THE EXERCISE: Extract each line where the string "Moisala" shows up.

——

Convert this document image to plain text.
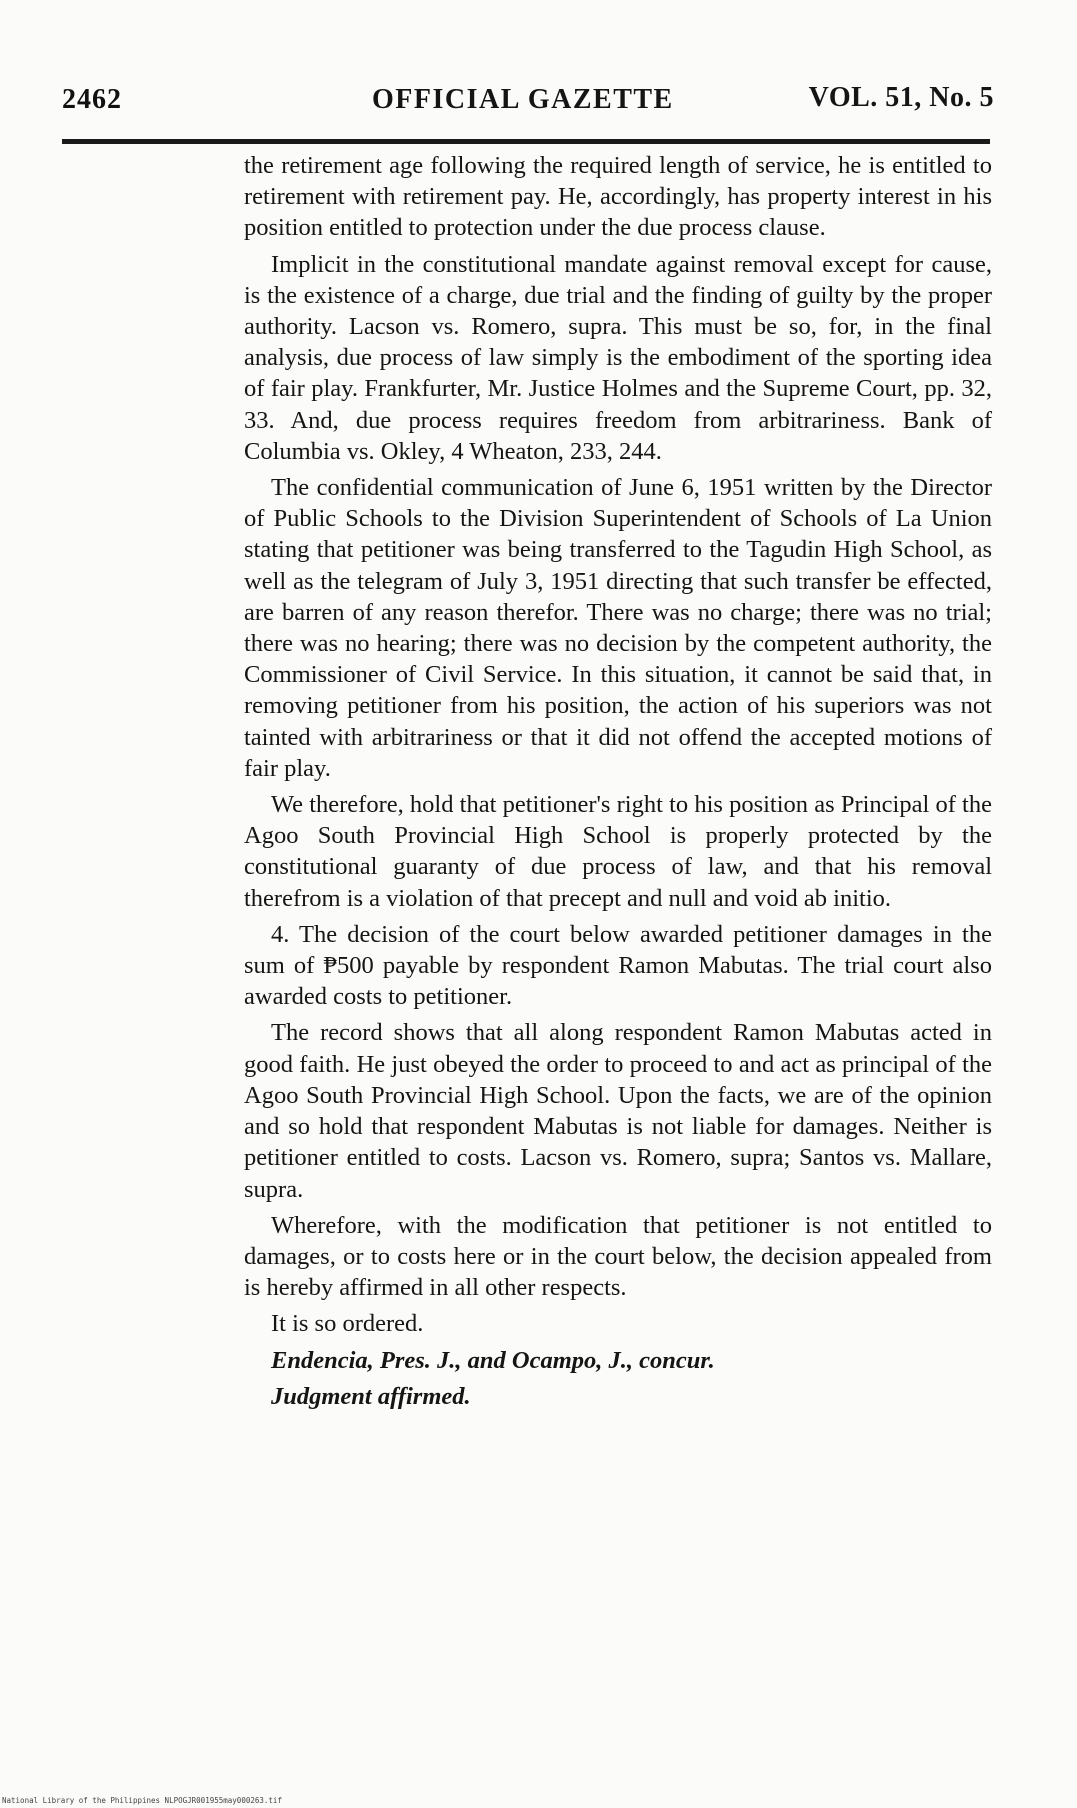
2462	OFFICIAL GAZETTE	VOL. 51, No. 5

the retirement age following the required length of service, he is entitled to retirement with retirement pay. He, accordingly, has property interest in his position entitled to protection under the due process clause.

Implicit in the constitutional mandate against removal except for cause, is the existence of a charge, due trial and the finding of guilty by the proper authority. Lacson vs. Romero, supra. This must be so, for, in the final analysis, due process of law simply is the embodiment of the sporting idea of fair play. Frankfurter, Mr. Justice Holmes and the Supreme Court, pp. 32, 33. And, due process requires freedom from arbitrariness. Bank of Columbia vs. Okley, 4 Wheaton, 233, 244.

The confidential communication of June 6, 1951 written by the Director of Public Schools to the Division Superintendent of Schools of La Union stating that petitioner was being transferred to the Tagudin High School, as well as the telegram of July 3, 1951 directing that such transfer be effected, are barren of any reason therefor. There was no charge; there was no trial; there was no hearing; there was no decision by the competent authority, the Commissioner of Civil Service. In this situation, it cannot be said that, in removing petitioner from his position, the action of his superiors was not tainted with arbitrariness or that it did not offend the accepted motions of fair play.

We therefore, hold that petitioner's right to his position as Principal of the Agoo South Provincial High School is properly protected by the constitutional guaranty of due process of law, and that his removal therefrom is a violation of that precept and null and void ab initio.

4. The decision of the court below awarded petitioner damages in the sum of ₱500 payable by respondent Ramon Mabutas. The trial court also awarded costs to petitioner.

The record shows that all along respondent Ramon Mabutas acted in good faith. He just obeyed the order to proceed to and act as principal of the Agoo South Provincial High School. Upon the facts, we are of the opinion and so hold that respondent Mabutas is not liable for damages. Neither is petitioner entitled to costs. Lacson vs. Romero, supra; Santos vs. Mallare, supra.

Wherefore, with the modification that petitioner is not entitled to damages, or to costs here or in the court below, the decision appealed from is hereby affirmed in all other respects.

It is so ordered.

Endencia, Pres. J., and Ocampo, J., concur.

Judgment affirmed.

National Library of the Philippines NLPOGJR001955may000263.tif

——

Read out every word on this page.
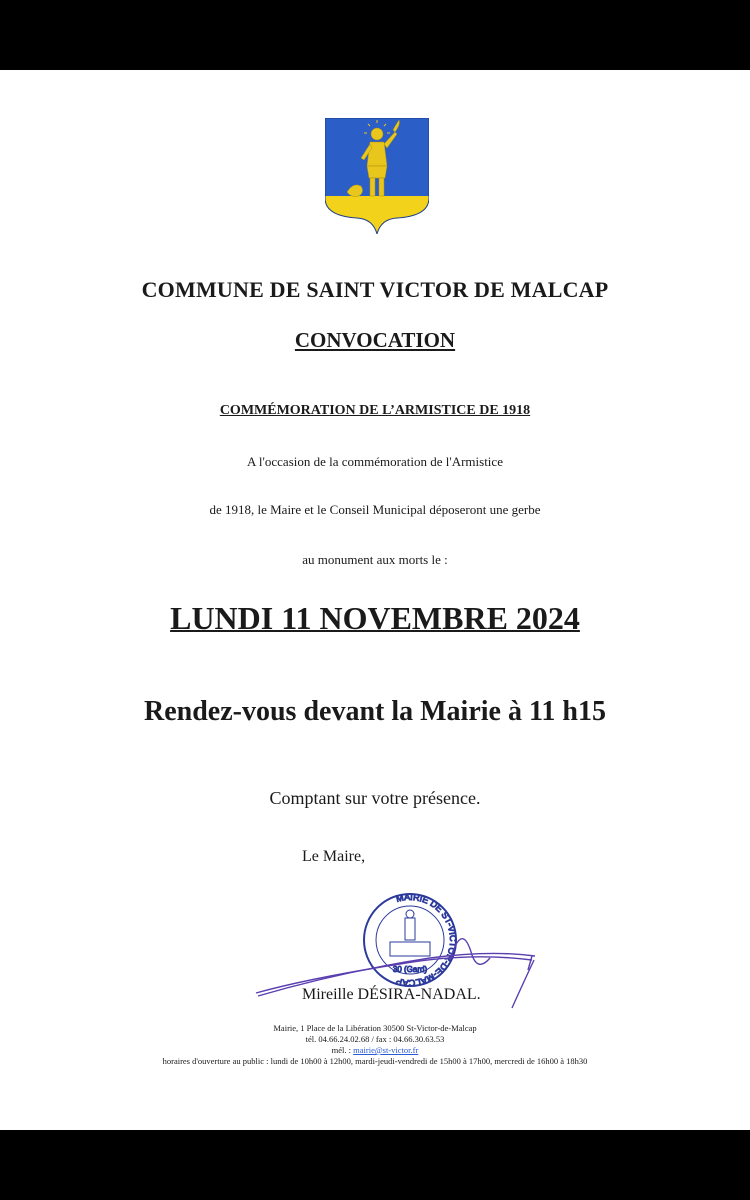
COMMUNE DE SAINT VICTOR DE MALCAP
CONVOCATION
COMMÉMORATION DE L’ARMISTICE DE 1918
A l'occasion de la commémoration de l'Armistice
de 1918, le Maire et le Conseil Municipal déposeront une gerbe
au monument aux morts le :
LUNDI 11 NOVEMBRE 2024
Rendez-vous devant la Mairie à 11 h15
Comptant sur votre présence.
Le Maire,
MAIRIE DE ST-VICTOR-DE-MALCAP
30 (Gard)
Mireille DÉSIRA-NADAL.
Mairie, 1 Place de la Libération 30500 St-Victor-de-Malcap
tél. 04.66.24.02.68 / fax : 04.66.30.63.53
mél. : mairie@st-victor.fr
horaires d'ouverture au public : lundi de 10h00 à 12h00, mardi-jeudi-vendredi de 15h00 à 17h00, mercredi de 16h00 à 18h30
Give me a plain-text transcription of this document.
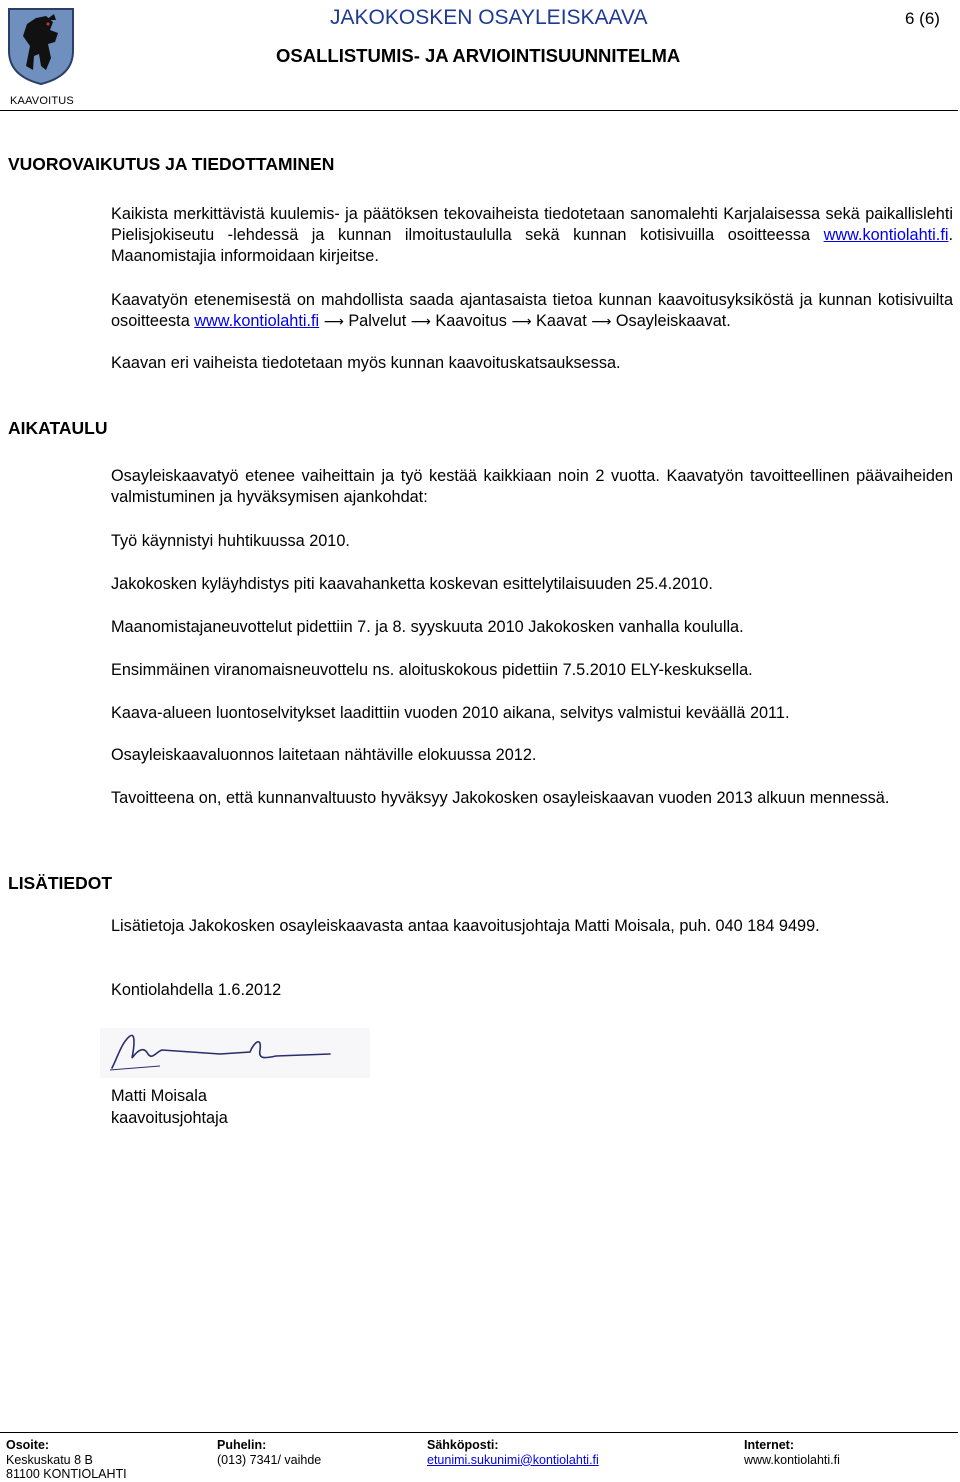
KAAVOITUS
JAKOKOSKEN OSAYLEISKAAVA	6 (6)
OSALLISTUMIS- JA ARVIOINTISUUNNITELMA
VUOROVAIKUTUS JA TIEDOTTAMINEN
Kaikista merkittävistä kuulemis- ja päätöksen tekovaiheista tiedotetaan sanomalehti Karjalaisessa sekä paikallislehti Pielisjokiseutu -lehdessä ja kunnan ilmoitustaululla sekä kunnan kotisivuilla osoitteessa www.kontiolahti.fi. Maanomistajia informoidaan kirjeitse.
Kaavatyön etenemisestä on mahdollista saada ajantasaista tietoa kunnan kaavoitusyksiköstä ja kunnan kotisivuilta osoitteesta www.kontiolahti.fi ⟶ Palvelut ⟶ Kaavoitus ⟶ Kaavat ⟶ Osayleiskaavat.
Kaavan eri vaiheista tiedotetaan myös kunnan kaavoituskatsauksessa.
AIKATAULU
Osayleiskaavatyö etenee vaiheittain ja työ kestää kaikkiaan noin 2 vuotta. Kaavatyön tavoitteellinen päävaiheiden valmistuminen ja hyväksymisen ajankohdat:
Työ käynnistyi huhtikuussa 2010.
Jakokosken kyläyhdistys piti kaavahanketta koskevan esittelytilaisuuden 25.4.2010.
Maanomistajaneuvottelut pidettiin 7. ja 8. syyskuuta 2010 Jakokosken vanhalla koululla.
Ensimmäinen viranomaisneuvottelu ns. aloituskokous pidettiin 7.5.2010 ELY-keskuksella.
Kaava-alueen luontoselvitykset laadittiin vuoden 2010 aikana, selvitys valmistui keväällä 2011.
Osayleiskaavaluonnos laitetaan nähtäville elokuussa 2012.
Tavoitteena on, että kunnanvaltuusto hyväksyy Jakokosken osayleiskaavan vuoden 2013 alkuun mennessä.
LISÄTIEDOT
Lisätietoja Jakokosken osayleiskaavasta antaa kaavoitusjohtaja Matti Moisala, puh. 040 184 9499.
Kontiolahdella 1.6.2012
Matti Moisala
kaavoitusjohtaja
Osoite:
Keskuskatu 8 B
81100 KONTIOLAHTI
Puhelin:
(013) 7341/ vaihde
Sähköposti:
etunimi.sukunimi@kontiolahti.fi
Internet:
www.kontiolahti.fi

——

WORKED SOLUTION:
Lisätietoja Jakokosken osayleiskaavasta antaa kaavoitusjohtaja Matti Moisala, puh. 040 184 9499.
Matti Moisala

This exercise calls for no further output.